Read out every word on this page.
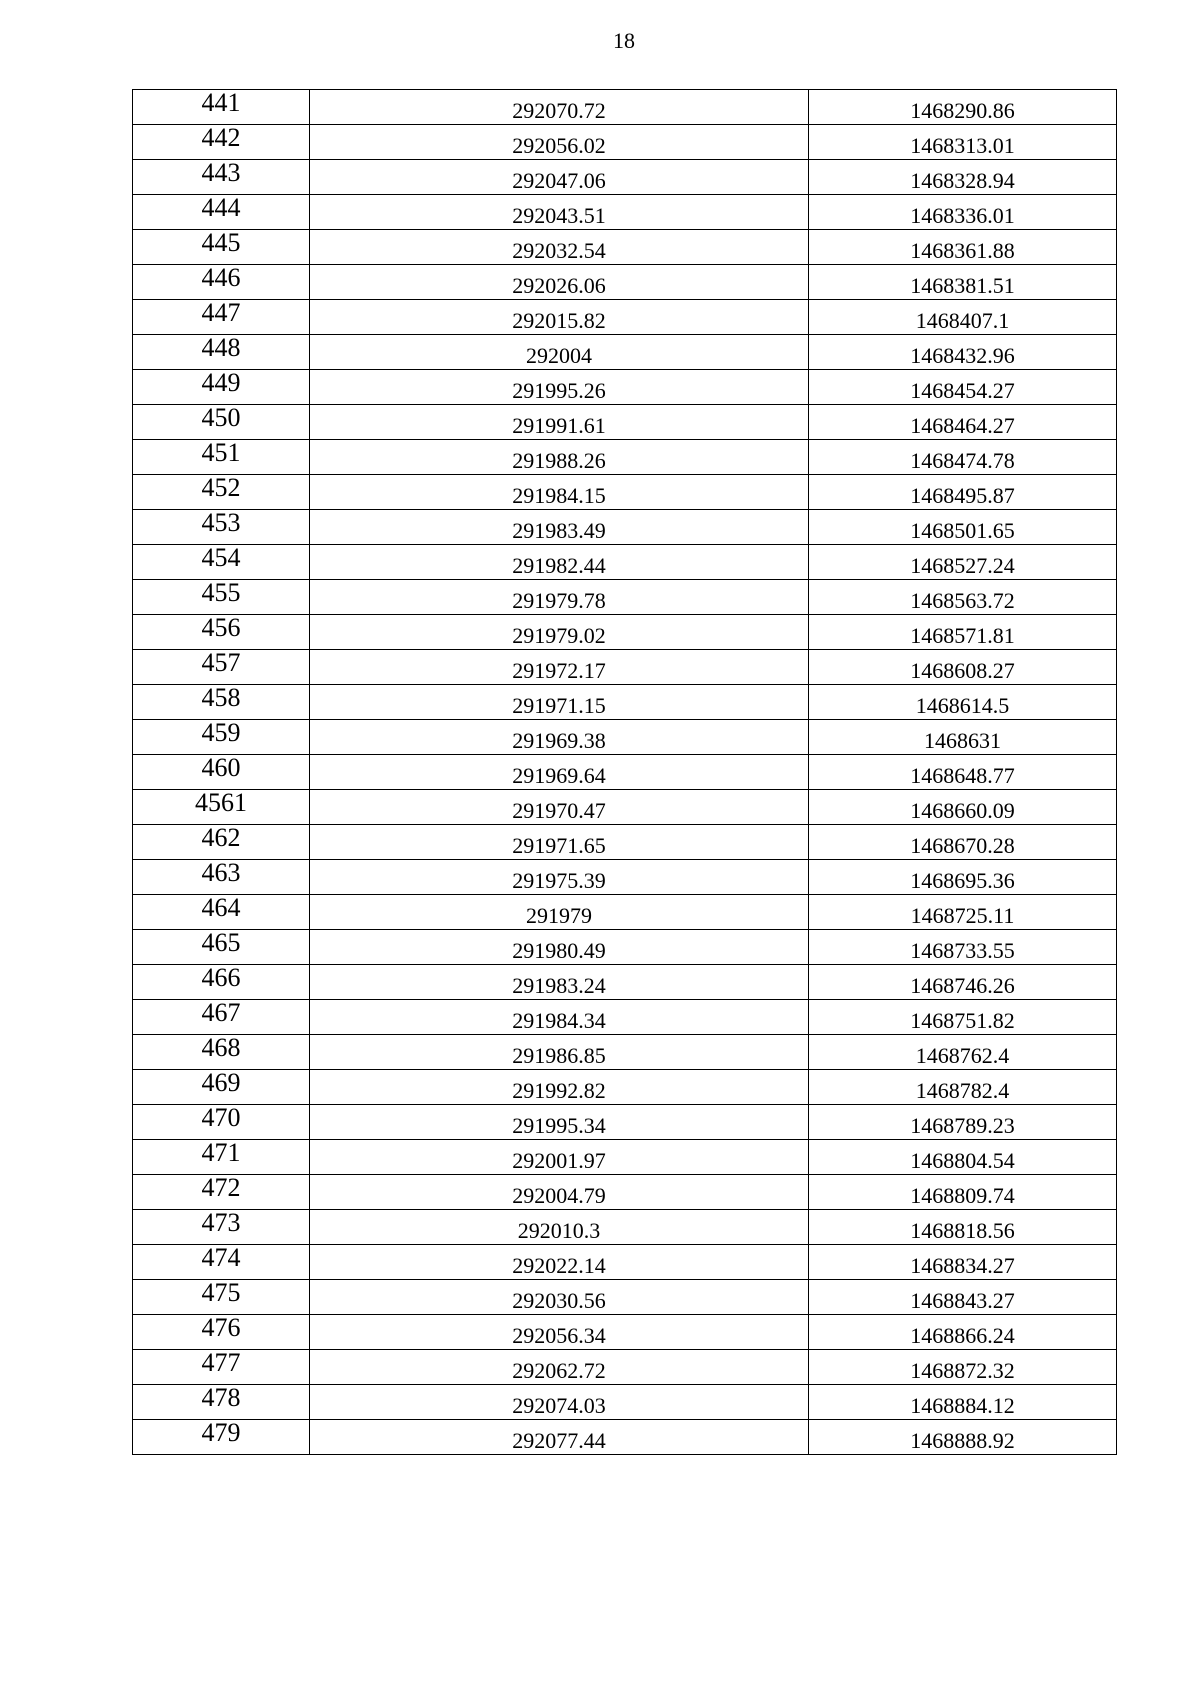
18
441	292070.72	1468290.86
442	292056.02	1468313.01
443	292047.06	1468328.94
444	292043.51	1468336.01
445	292032.54	1468361.88
446	292026.06	1468381.51
447	292015.82	1468407.1
448	292004	1468432.96
449	291995.26	1468454.27
450	291991.61	1468464.27
451	291988.26	1468474.78
452	291984.15	1468495.87
453	291983.49	1468501.65
454	291982.44	1468527.24
455	291979.78	1468563.72
456	291979.02	1468571.81
457	291972.17	1468608.27
458	291971.15	1468614.5
459	291969.38	1468631
460	291969.64	1468648.77
4561	291970.47	1468660.09
462	291971.65	1468670.28
463	291975.39	1468695.36
464	291979	1468725.11
465	291980.49	1468733.55
466	291983.24	1468746.26
467	291984.34	1468751.82
468	291986.85	1468762.4
469	291992.82	1468782.4
470	291995.34	1468789.23
471	292001.97	1468804.54
472	292004.79	1468809.74
473	292010.3	1468818.56
474	292022.14	1468834.27
475	292030.56	1468843.27
476	292056.34	1468866.24
477	292062.72	1468872.32
478	292074.03	1468884.12
479	292077.44	1468888.92
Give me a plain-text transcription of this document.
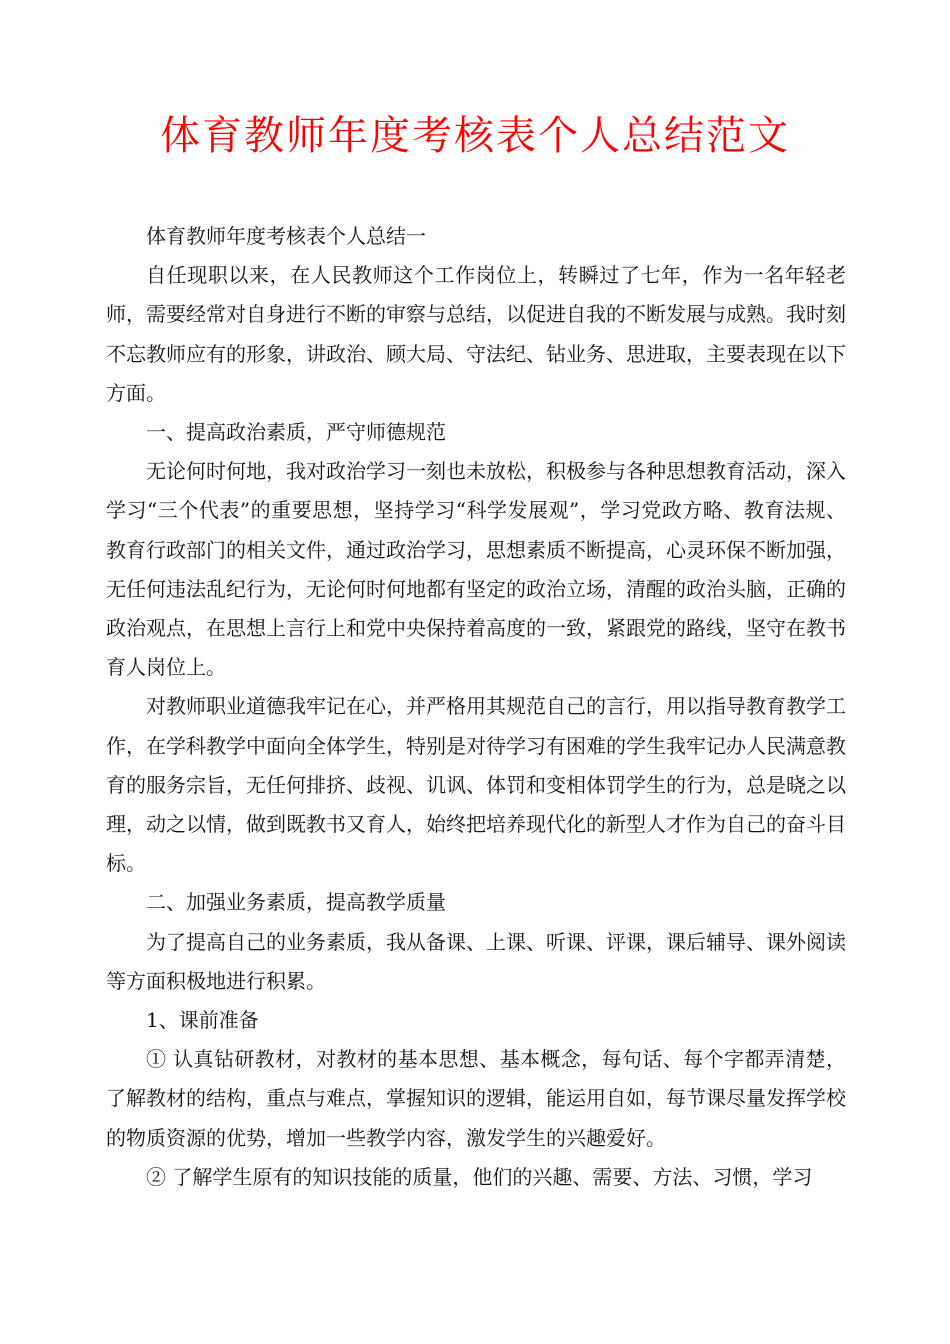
体育教师年度考核表个人总结范文

体育教师年度考核表个人总结一

自任现职以来，在人民教师这个工作岗位上，转瞬过了七年，作为一名年轻老师，需要经常对自身进行不断的审察与总结，以促进自我的不断发展与成熟。我时刻不忘教师应有的形象，讲政治、顾大局、守法纪、钻业务、思进取，主要表现在以下方面。

一、提高政治素质，严守师德规范

无论何时何地，我对政治学习一刻也未放松，积极参与各种思想教育活动，深入学习“三个代表”的重要思想，坚持学习“科学发展观”，学习党政方略、教育法规、教育行政部门的相关文件，通过政治学习，思想素质不断提高，心灵环保不断加强，无任何违法乱纪行为，无论何时何地都有坚定的政治立场，清醒的政治头脑，正确的政治观点，在思想上言行上和党中央保持着高度的一致，紧跟党的路线，坚守在教书育人岗位上。

对教师职业道德我牢记在心，并严格用其规范自己的言行，用以指导教育教学工作，在学科教学中面向全体学生，特别是对待学习有困难的学生我牢记办人民满意教育的服务宗旨，无任何排挤、歧视、讥讽、体罚和变相体罚学生的行为，总是晓之以理，动之以情，做到既教书又育人，始终把培养现代化的新型人才作为自己的奋斗目标。

二、加强业务素质，提高教学质量

为了提高自己的业务素质，我从备课、上课、听课、评课，课后辅导、课外阅读等方面积极地进行积累。

1、课前准备

① 认真钻研教材，对教材的基本思想、基本概念，每句话、每个字都弄清楚，了解教材的结构，重点与难点，掌握知识的逻辑，能运用自如，每节课尽量发挥学校的物质资源的优势，增加一些教学内容，激发学生的兴趣爱好。

② 了解学生原有的知识技能的质量，他们的兴趣、需要、方法、习惯，学习
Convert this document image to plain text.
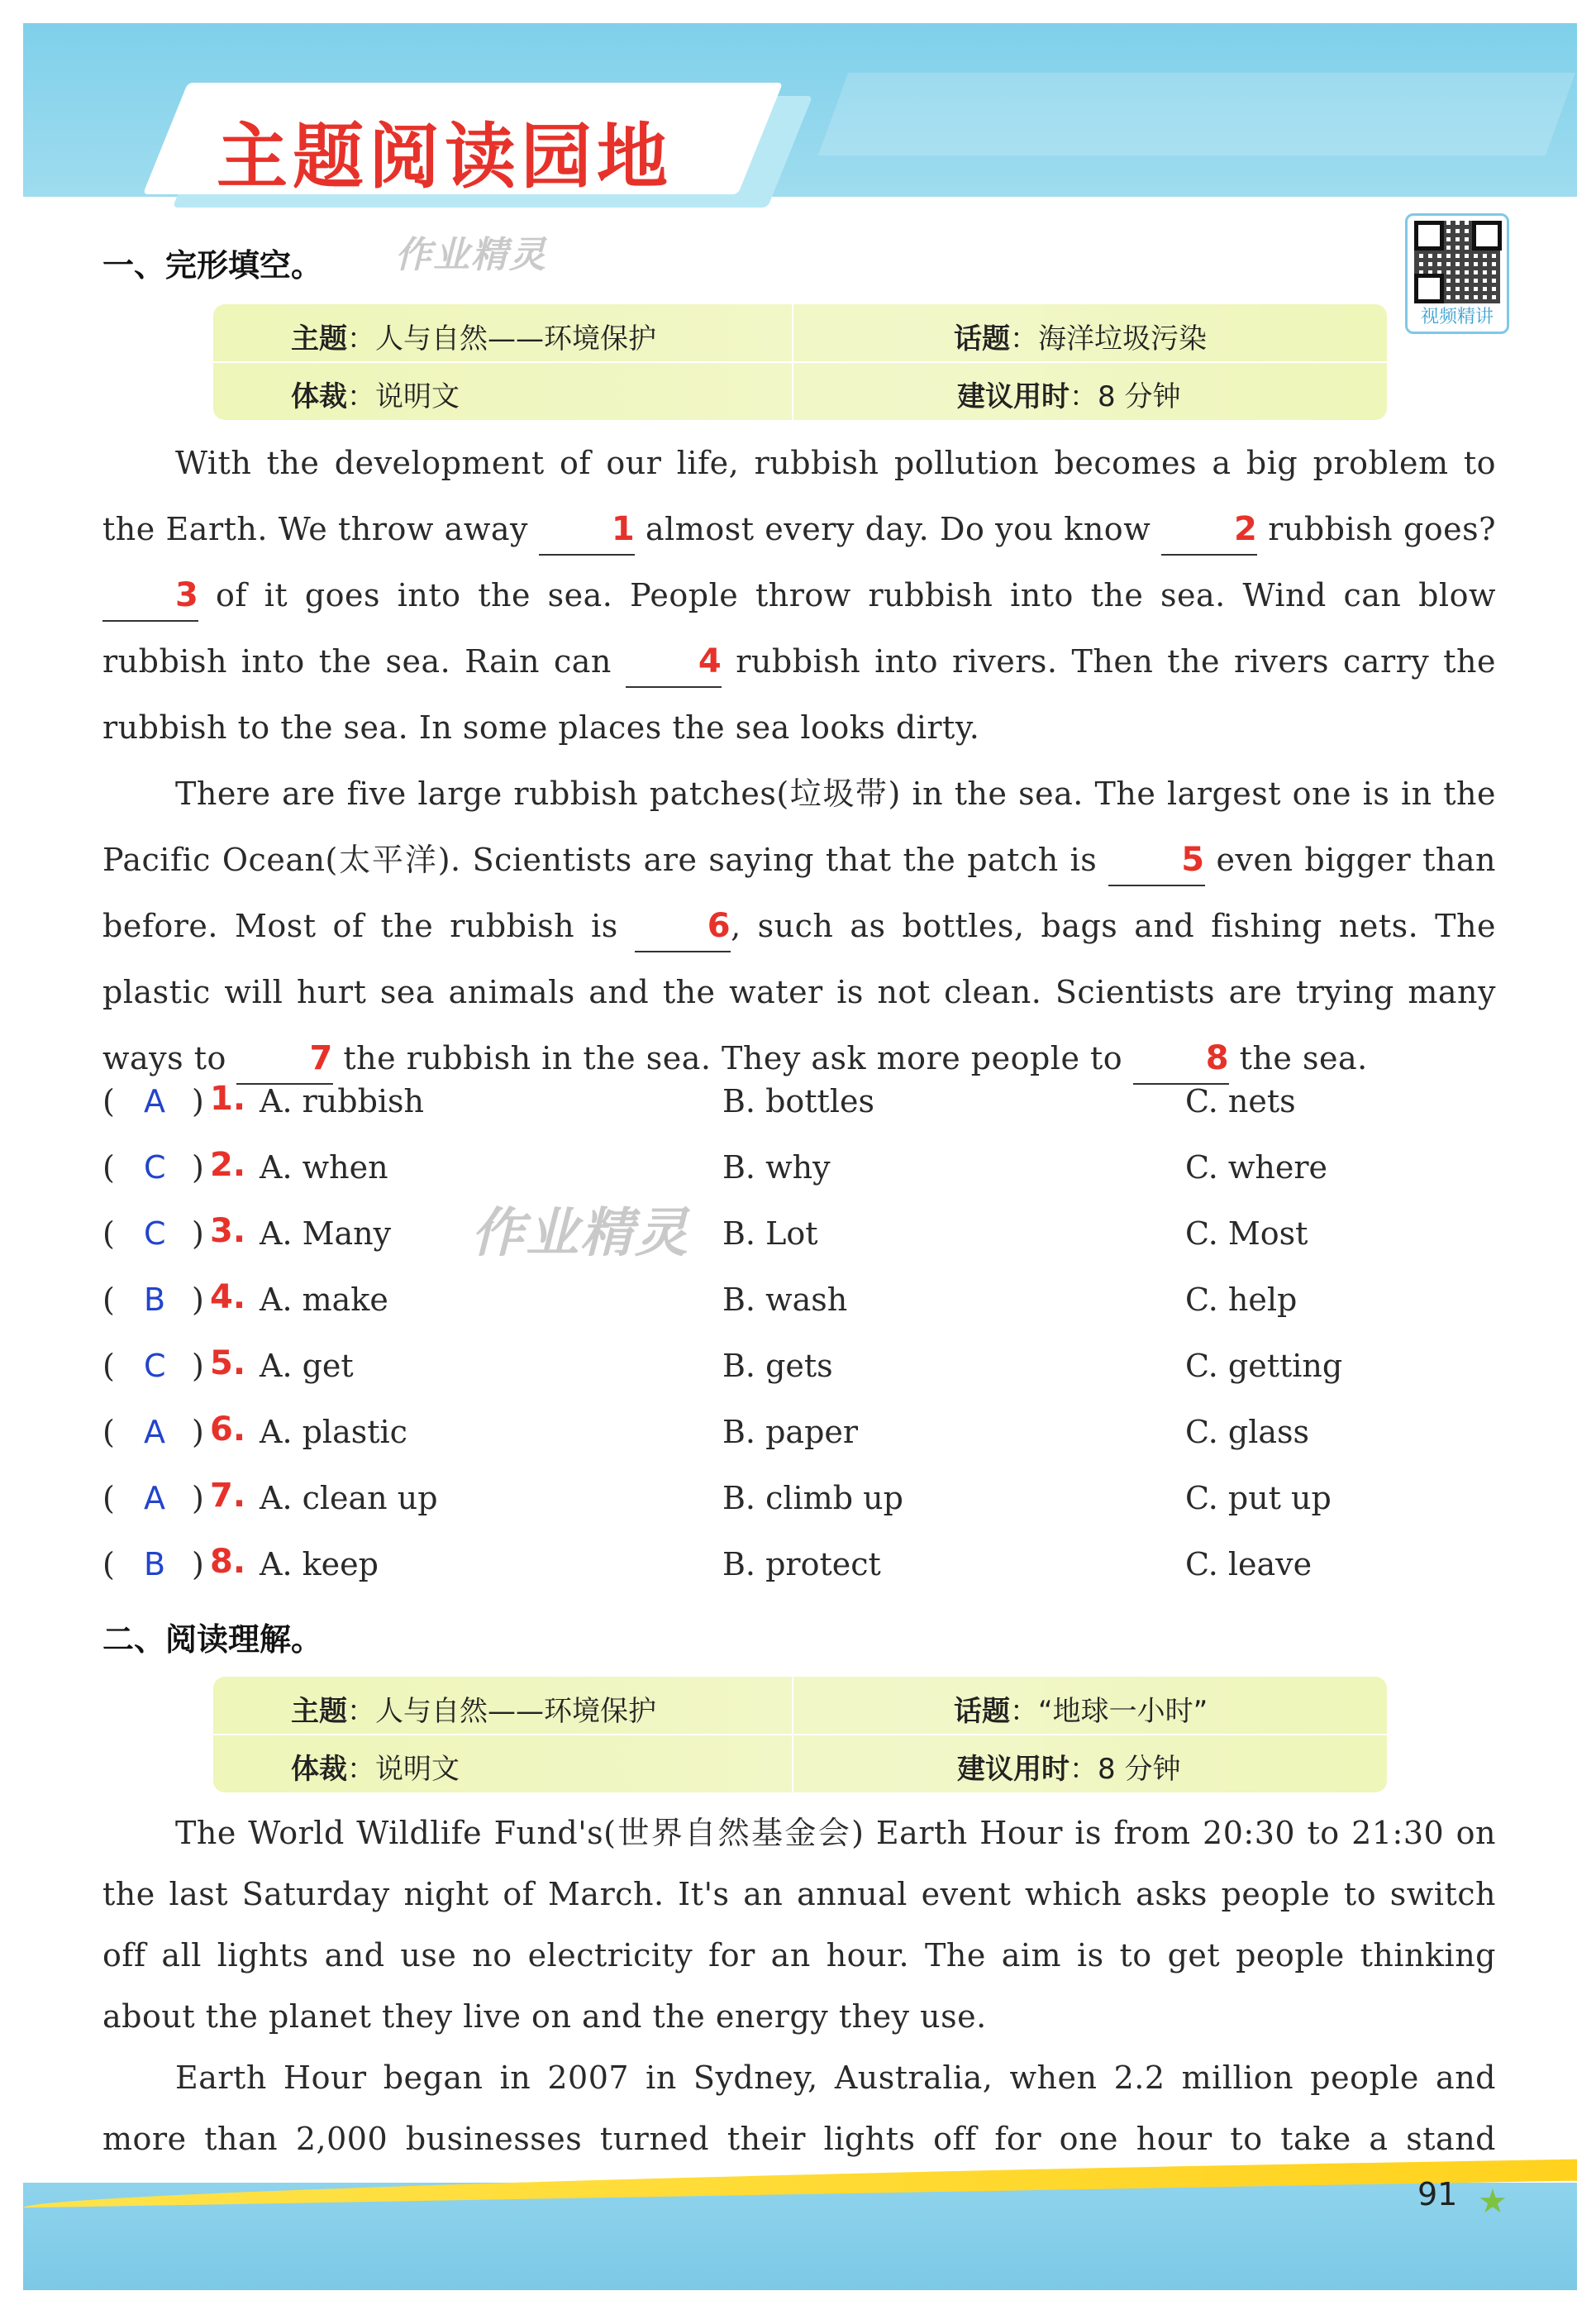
主题阅读园地
视频精讲
一、完形填空。 作业精灵
主题：人与自然——环境保护	话题：海洋垃圾污染
体裁：说明文	建议用时：8 分钟
With the development of our life, rubbish pollution becomes a big problem to the Earth. We throw away 1 almost every day. Do you know 2 rubbish goes? 3 of it goes into the sea. People throw rubbish into the sea. Wind can blow rubbish into the sea. Rain can 4 rubbish into rivers. Then the rivers carry the rubbish to the sea. In some places the sea looks dirty.
There are five large rubbish patches(垃圾带) in the sea. The largest one is in the Pacific Ocean(太平洋). Scientists are saying that the patch is 5 even bigger than before. Most of the rubbish is 6, such as bottles, bags and fishing nets. The plastic will hurt sea animals and the water is not clean. Scientists are trying many ways to 7 the rubbish in the sea. They ask more people to 8 the sea.
( A ) 1. A. rubbish	B. bottles	C. nets
( C ) 2. A. when	B. why	C. where
作业精灵
( C ) 3. A. Many	B. Lot	C. Most
( B ) 4. A. make	B. wash	C. help
( C ) 5. A. get	B. gets	C. getting
( A ) 6. A. plastic	B. paper	C. glass
( A ) 7. A. clean up	B. climb up	C. put up
( B ) 8. A. keep	B. protect	C. leave
二、阅读理解。
主题：人与自然——环境保护	话题：“地球一小时”
体裁：说明文	建议用时：8 分钟
The World Wildlife Fund's(世界自然基金会) Earth Hour is from 20:30 to 21:30 on the last Saturday night of March. It's an annual event which asks people to switch off all lights and use no electricity for an hour. The aim is to get people thinking about the planet they live on and the energy they use.
Earth Hour began in 2007 in Sydney, Australia, when 2.2 million people and more than 2,000 businesses turned their lights off for one hour to take a stand
91 ★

Work required -> Return each line where "plain" shows up.

Result below ->
Give me a plain-text transcription of this document.
Convert this document image to plain text.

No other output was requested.